REQUIREMENTS:
In the material below, find every line with "Waag" and pull it out.
========
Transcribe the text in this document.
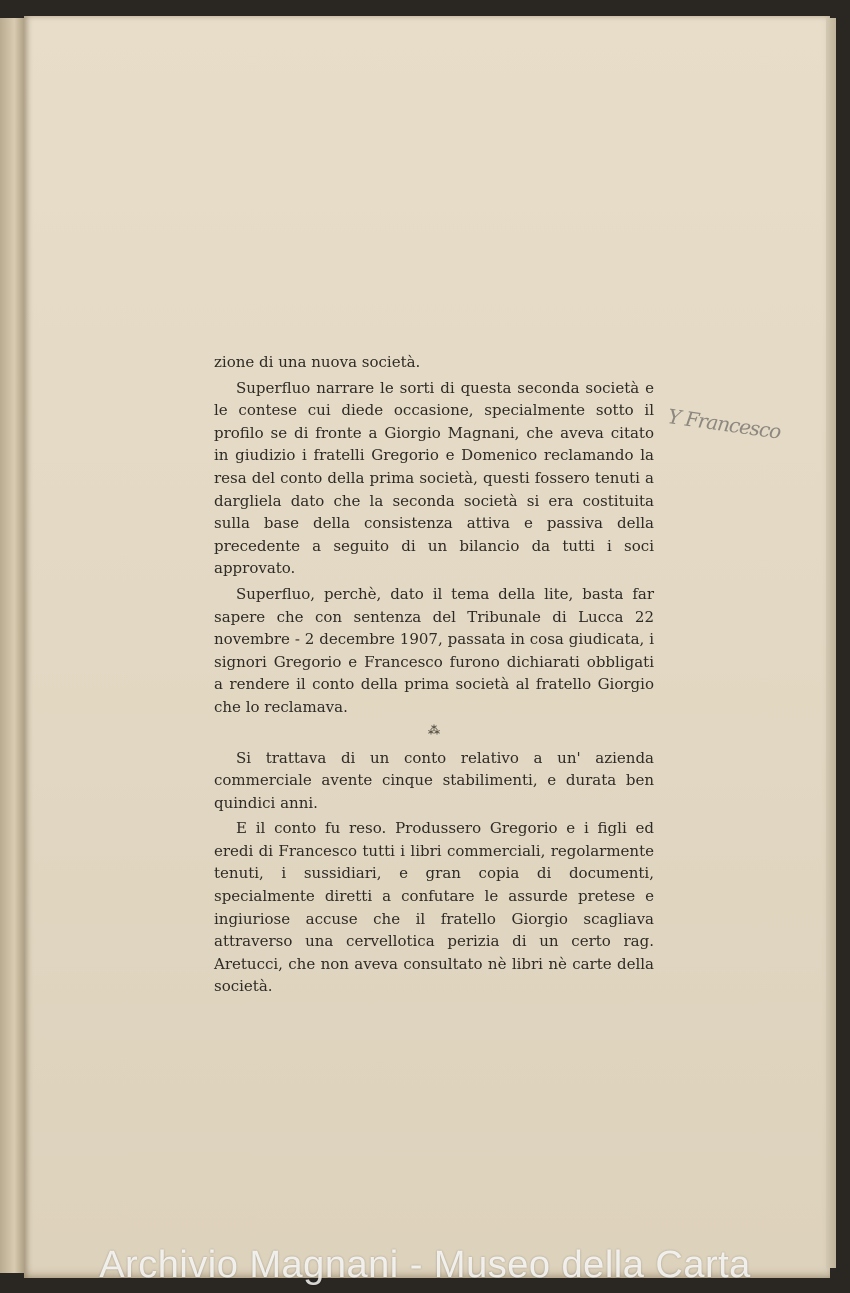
zione di una nuova società.

Superfluo narrare le sorti di questa seconda società e le contese cui diede occasione, specialmente sotto il profilo se di fronte a Giorgio Magnani, che aveva citato in giudizio i fratelli Gregorio e Domenico reclamando la resa del conto della prima società, questi fossero tenuti a dargliela dato che la seconda società si era costituita sulla base della consistenza attiva e passiva della precedente a seguito di un bilancio da tutti i soci approvato.

Superfluo, perchè, dato il tema della lite, basta far sapere che con sentenza del Tribunale di Lucca 22 novembre - 2 decembre 1907, passata in cosa giudicata, i signori Gregorio e Francesco furono dichiarati obbligati a rendere il conto della prima società al fratello Giorgio che lo reclamava.

⁂

Si trattava di un conto relativo a un' azienda commerciale avente cinque stabilimenti, e durata ben quindici anni.

E il conto fu reso. Produssero Gregorio e i figli ed eredi di Francesco tutti i libri commerciali, regolarmente tenuti, i sussidiari, e gran copia di documenti, specialmente diretti a confutare le assurde pretese e ingiuriose accuse che il fratello Giorgio scagliava attraverso una cervellotica perizia di un certo rag. Aretucci, che non aveva consultato nè libri nè carte della società.

Y Francesco
Archivio Magnani - Museo della Carta
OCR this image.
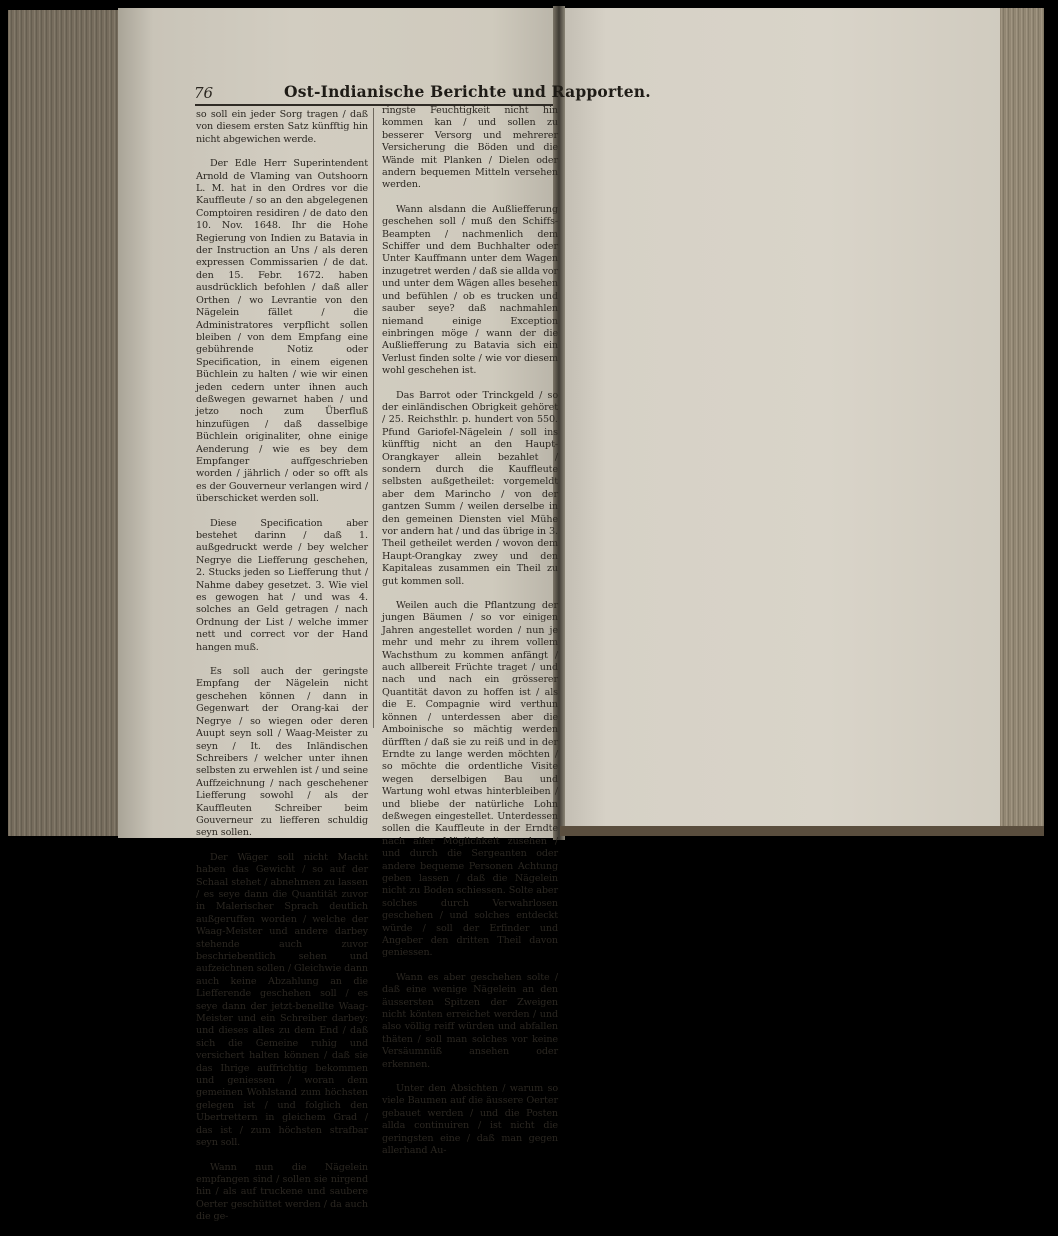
76	Ost-Indianische Berichte und Rapporten.

so soll ein jeder Sorg tragen / daß von diesem ersten Satz künfftig hin nicht abgewichen werde.

Der Edle Herr Superintendent Arnold de Vlaming van Outshoorn L. M. hat in den Ordres vor die Kauffleute / so an den abgelegenen Comptoiren residiren / de dato den 10. Nov. 1648. Ihr die Hohe Regierung von Indien zu Batavia in der Instruction an Uns / als deren expressen Commissarien / de dat. den 15. Febr. 1672. haben ausdrücklich befohlen / daß aller Orthen / wo Levrantie von den Nägelein fället / die Administratores verpflicht sollen bleiben / von dem Empfang eine gebührende Notiz oder Specification, in einem eigenen Büchlein zu halten / wie wir einen jeden cedern unter ihnen auch deßwegen gewarnet haben / und jetzo noch zum Überfluß hinzufügen / daß dasselbige Büchlein originaliter, ohne einige Aenderung / wie es bey dem Empfanger auffgeschrieben worden / jährlich / oder so offt als es der Gouverneur verlangen wird / überschicket werden soll.

Diese Specification aber bestehet darinn / daß 1. außgedruckt werde / bey welcher Negrye die Liefferung geschehen, 2. Stucks jeden so Liefferung thut / Nahme dabey gesetzet. 3. Wie viel es gewogen hat / und was 4. solches an Geld getragen / nach Ordnung der List / welche immer nett und correct vor der Hand hangen muß.

Es soll auch der geringste Empfang der Nägelein nicht geschehen können / dann in Gegenwart der Orang-kai der Negrye / so wiegen oder deren Auupt seyn soll / Waag-Meister zu seyn / It. des Inländischen Schreibers / welcher unter ihnen selbsten zu erwehlen ist / und seine Auffzeichnung / nach geschehener Liefferung sowohl / als der Kauffleuten Schreiber beim Gouverneur zu liefferen schuldig seyn sollen.

Der Wäger soll nicht Macht haben das Gewicht / so auf der Schaal stehet / abnehmen zu lassen / es seye dann die Quantität zuvor in Malerischer Sprach deutlich außgeruffen worden / welche der Waag-Meister und andere darbey stehende auch zuvor beschriebentlich sehen und aufzeichnen sollen / Gleichwie dann auch keine Abzahlung an die Liefferende geschehen soll / es seye dann der jetzt-benellte Waag-Meister und ein Schreiber darbey: und dieses alles zu dem End / daß sich die Gemeine ruhig und versichert halten können / daß sie das Ihrige auffrichtig bekommen und geniessen / woran dem gemeinen Wohlstand zum höchsten gelegen ist / und folglich den Ubertrettern in gleichem Grad / das ist / zum höchsten strafbar seyn soll.

Wann nun die Nägelein empfangen sind / sollen sie nirgend hin / als auf truckene und saubere Oerter geschüttet werden / da auch die ge-

ringste Feuchtigkeit nicht hin kommen kan / und sollen zu besserer Versorg und mehrerer Versicherung die Böden und die Wände mit Planken / Dielen oder andern bequemen Mitteln versehen werden.

Wann alsdann die Außliefferung geschehen soll / muß den Schiffs-Beampten / nachmenlich dem Schiffer und dem Buchhalter oder Unter Kauffmann unter dem Wagen inzugetret werden / daß sie allda vor und unter dem Wägen alles besehen und befühlen / ob es trucken und sauber seye? daß nachmahlen niemand einige Exception einbringen möge / wann der die Außliefferung zu Batavia sich ein Verlust finden solte / wie vor diesem wohl geschehen ist.

Das Barrot oder Trinckgeld / so der einländischen Obrigkeit gehöret / 25. Reichsthlr. p. hundert von 550. Pfund Gariofel-Nägelein / soll ins künfftig nicht an den Haupt-Orangkayer allein bezahlet / sondern durch die Kauffleute selbsten außgetheilet: vorgemeldt aber dem Marincho / von der gantzen Summ / weilen derselbe in den gemeinen Diensten viel Mühe vor andern hat / und das übrige in 3. Theil getheilet werden / wovon dem Haupt-Orangkay zwey und den Kapitaleas zusammen ein Theil zu gut kommen soll.

Weilen auch die Pflantzung der jungen Bäumen / so vor einigen Jahren angestellet worden / nun je mehr und mehr zu ihrem vollem Wachsthum zu kommen anfängt / auch allbereit Früchte traget / und nach und nach ein grösserer Quantität davon zu hoffen ist / als die E. Compagnie wird verthun können / unterdessen aber die Amboinische so mächtig werden dürfften / daß sie zu reiß und in der Erndte zu lange werden möchten / so möchte die ordentliche Visite wegen derselbigen Bau und Wartung wohl etwas hinterbleiben / und bliebe der natürliche Lohn deßwegen eingestellet. Unterdessen sollen die Kauffleute in der Erndte nach aller Möglichkeit zusehen / und durch die Sergeanten oder andere bequeme Personen Achtung geben lassen / daß die Nägelein nicht zu Boden schiessen. Solte aber solches durch Verwahrlosen geschehen / und solches entdeckt würde / soll der Erfinder und Angeber den dritten Theil davon geniessen.

Wann es aber geschehen solte / daß eine wenige Nägelein an den äussersten Spitzen der Zweigen nicht könten erreichet werden / und also völlig reiff würden und abfallen thäten / soll man solches vor keine Versäumnüß ansehen oder erkennen.

Unter den Absichten / warum so viele Baumen auf die äussere Oerter gebauet werden / und die Posten allda continuiren / ist nicht die geringsten eine / daß man gegen allerhand Au-
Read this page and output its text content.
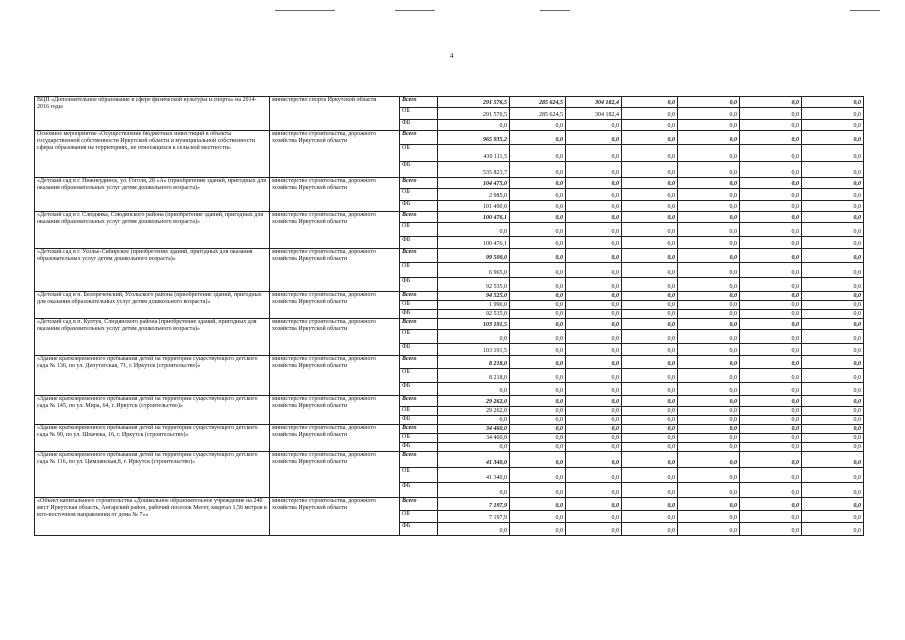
4
ВЦП «Дополнительное образование в сфере физической культуры и спорта» на 2014-2016 годы	министерство спорта Иркутской области	Всего	291 576,5	285 624,5	304 182,4	0,0	0,0	0,0	0,0
		ОБ	291 576,5	285 624,5	304 182,4	0,0	0,0	0,0	0,0
		ФБ	0,0	0,0	0,0	0,0	0,0	0,0	0,0
Основное мероприятие «Осуществление бюджетных инвестиций в объекты государственной собственности Иркутской области и муниципальной собственности сферы образования на территориях, не относящихся к сельской местности»	министерство строительства, дорожного хозяйства Иркутской области	Всего	965 935,2	0,0	0,0	0,0	0,0	0,0	0,0
		ОБ	430 111,5	0,0	0,0	0,0	0,0	0,0	0,0
		ФБ	535 823,7	0,0	0,0	0,0	0,0	0,0	0,0
«Детский сад в г. Нижнеудинск, ул. Гоголя, 28 «А» (приобретение зданий, пригодных для оказания образовательных услуг детям дошкольного возраста)»	министерство строительства, дорожного хозяйства Иркутской области	Всего	104 475,0	0,0	0,0	0,0	0,0	0,0	0,0
		ОБ	2 985,0	0,0	0,0	0,0	0,0	0,0	0,0
		ФБ	101 490,0	0,0	0,0	0,0	0,0	0,0	0,0
«Детский сад в г. Слюдянка, Слюдянского района (приобретение зданий, пригодных для оказания образовательных услуг детям дошкольного возраста)»	министерство строительства, дорожного хозяйства Иркутской области	Всего	100 476,1	0,0	0,0	0,0	0,0	0,0	0,0
		ОБ	0,0	0,0	0,0	0,0	0,0	0,0	0,0
		ФБ	100 476,1	0,0	0,0	0,0	0,0	0,0	0,0
«Детский сад в г. Усолье-Сибирское (приобретение зданий, пригодных для оказания образовательных услуг детям дошкольного возраста)»	министерство строительства, дорожного хозяйства Иркутской области	Всего	99 500,0	0,0	0,0	0,0	0,0	0,0	0,0
		ОБ	6 965,0	0,0	0,0	0,0	0,0	0,0	0,0
		ФБ	92 535,0	0,0	0,0	0,0	0,0	0,0	0,0
«Детский сад в п. Белореченский, Усольского района (приобретение зданий, пригодных для оказания образовательных услуг детям дошкольного возраста)»	министерство строительства, дорожного хозяйства Иркутской области	Всего	94 525,0	0,0	0,0	0,0	0,0	0,0	0,0
		ОБ	1 990,0	0,0	0,0	0,0	0,0	0,0	0,0
		ФБ	92 535,0	0,0	0,0	0,0	0,0	0,0	0,0
«Детский сад в п. Култук, Слюдянского района (приобретение зданий, пригодных для оказания образовательных услуг детям дошкольного возраста)»	министерство строительства, дорожного хозяйства Иркутской области	Всего	103 191,5	0,0	0,0	0,0	0,0	0,0	0,0
		ОБ	0,0	0,0	0,0	0,0	0,0	0,0	0,0
		ФБ	103 191,5	0,0	0,0	0,0	0,0	0,0	0,0
«Здание кратковременного пребывания детей на территории существующего детского сада № 136, по ул. Депутатская, 71, г. Иркутск (строительство)»	министерство строительства, дорожного хозяйства Иркутской области	Всего	8 218,0	0,0	0,0	0,0	0,0	0,0	0,0
		ОБ	8 218,0	0,0	0,0	0,0	0,0	0,0	0,0
		ФБ	0,0	0,0	0,0	0,0	0,0	0,0	0,0
«Здание кратковременного пребывания детей на территории существующего детского сада № 145, по ул. Мира, 64, г. Иркутск (строительство)»	министерство строительства, дорожного хозяйства Иркутской области	Всего	29 262,0	0,0	0,0	0,0	0,0	0,0	0,0
		ОБ	29 262,0	0,0	0,0	0,0	0,0	0,0	0,0
		ФБ	0,0	0,0	0,0	0,0	0,0	0,0	0,0
«Здание кратковременного пребывания детей на территории существующего детского сада № 90, по ул. Шпачека, 16, г. Иркутск (строительство)»	министерство строительства, дорожного хозяйства Иркутской области	Всего	34 460,0	0,0	0,0	0,0	0,0	0,0	0,0
		ОБ	34 460,0	0,0	0,0	0,0	0,0	0,0	0,0
		ФБ	0,0	0,0	0,0	0,0	0,0	0,0	0,0
«Здание кратковременного пребывания детей на территории существующего детского сада № 116, по ул. Цимлянская,8, г. Иркутск (строительство)»	министерство строительства, дорожного хозяйства Иркутской области	Всего	41 340,0	0,0	0,0	0,0	0,0	0,0	0,0
		ОБ	41 340,0	0,0	0,0	0,0	0,0	0,0	0,0
		ФБ	0,0	0,0	0,0	0,0	0,0	0,0	0,0
«Объект капитального строительства «Дошкольное образовательное учреждение на 240 мест Иркутская область, Ангарский район, рабочий поселок Мегет, квартал 1,56 метров в юго-восточном направлении от дома № 7»»	министерство строительства, дорожного хозяйства Иркутской области	Всего	7 197,9	0,0	0,0	0,0	0,0	0,0	0,0
		ОБ	7 197,9	0,0	0,0	0,0	0,0	0,0	0,0
		ФБ	0,0	0,0	0,0	0,0	0,0	0,0	0,0
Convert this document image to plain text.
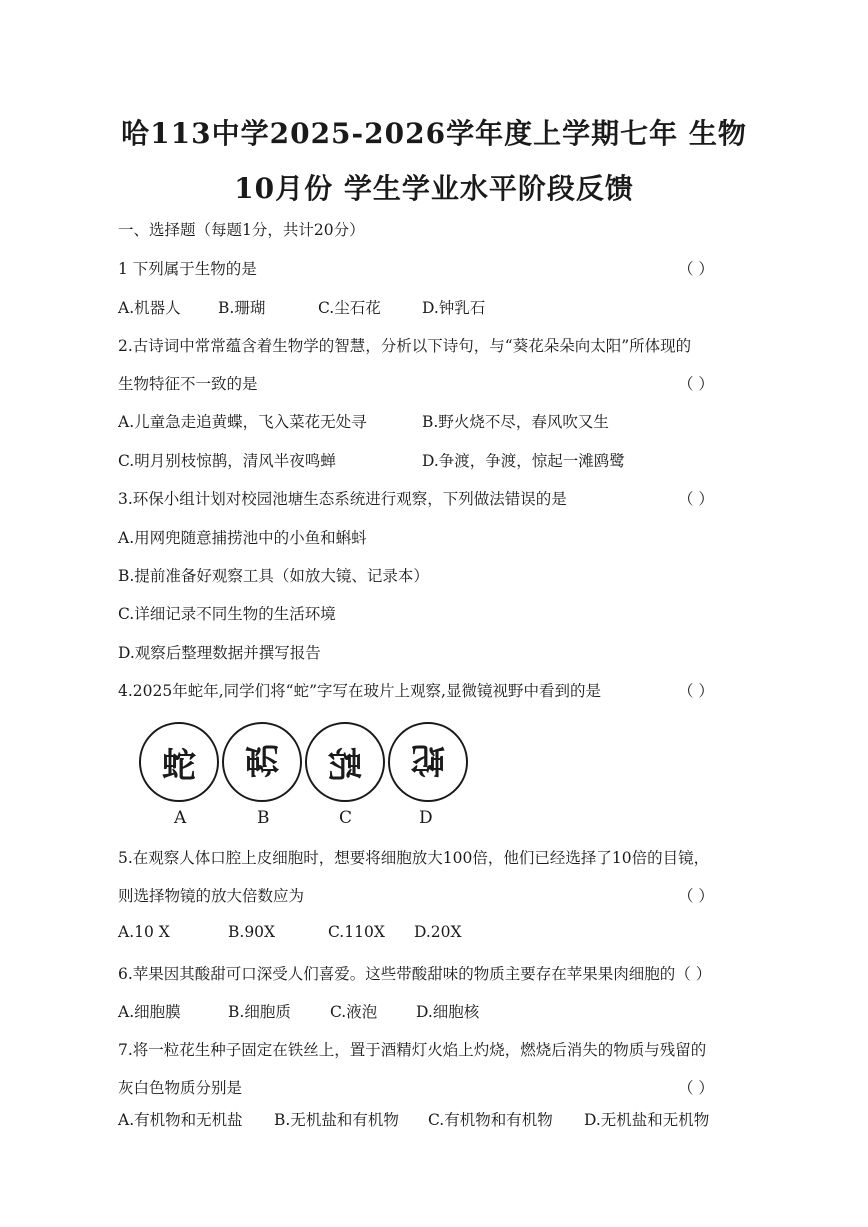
哈113中学2025-2026学年度上学期七年 生物
10月份 学生学业水平阶段反馈
一、选择题（每题1分，共计20分）
1 下列属于生物的是	（ ）
A.机器人 B.珊瑚	C.尘石花	D.钟乳石
2.古诗词中常常蕴含着生物学的智慧，分析以下诗句，与“葵花朵朵向太阳”所体现的
生物特征不一致的是	（ ）
A.儿童急走追黄蝶，飞入菜花无处寻	B.野火烧不尽，春风吹又生
C.明月别枝惊鹊，清风半夜鸣蝉	D.争渡，争渡，惊起一滩鸥鹭
3.环保小组计划对校园池塘生态系统进行观察，下列做法错误的是	（ ）
A.用网兜随意捕捞池中的小鱼和蝌蚪
B.提前准备好观察工具（如放大镜、记录本）
C.详细记录不同生物的生活环境
D.观察后整理数据并撰写报告
4.2025年蛇年,同学们将“蛇”字写在玻片上观察,显微镜视野中看到的是	（ ）
蛇 蛇 蛇 蛇
A	B	C	D
5.在观察人体口腔上皮细胞时，想要将细胞放大100倍，他们已经选择了10倍的目镜，
则选择物镜的放大倍数应为	（ ）
A.10 X	B.90X	C.110X D.20X
6.苹果因其酸甜可口深受人们喜爱。这些带酸甜味的物质主要存在苹果果肉细胞的（ ）
A.细胞膜	B.细胞质	C.液泡	D.细胞核
7.将一粒花生种子固定在铁丝上，置于酒精灯火焰上灼烧，燃烧后消失的物质与残留的
灰白色物质分别是	（ ）
A.有机物和无机盐 B.无机盐和有机物 C.有机物和有机物 D.无机盐和无机物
========
PROBLEM SOLUTION:
Es soll auch der geringste Empfang der Nägelein nicht geschehen können / dann in Gegenwart der Orang-kai der Negrye / so wiegen oder deren Auupt seyn soll / Waag-Meister zu seyn / It. des Inländischen Schreibers / welcher unter ihnen selbsten zu erwehlen ist / und seine Auffzeichnung / nach geschehener Liefferung sowohl / als der Kauffleuten Schreiber beim Gouverneur zu liefferen schuldig seyn sollen.
Der Wäger soll nicht Macht haben das Gewicht / so auf der Schaal stehet / abnehmen zu lassen / es seye dann die Quantität zuvor in Malerischer Sprach deutlich außgeruffen worden / welche der Waag-Meister und andere darbey stehende auch zuvor beschriebentlich sehen und aufzeichnen sollen / Gleichwie dann auch keine Abzahlung an die Liefferende geschehen soll / es seye dann der jetzt-benellte Waag-Meister und ein Schreiber darbey: und dieses alles zu dem End / daß sich die Gemeine ruhig und versichert halten können / daß sie das Ihrige auffrichtig bekommen und geniessen / woran dem gemeinen Wohlstand zum höchsten gelegen ist / und folglich den Ubertrettern in gleichem Grad / das ist / zum höchsten strafbar seyn soll.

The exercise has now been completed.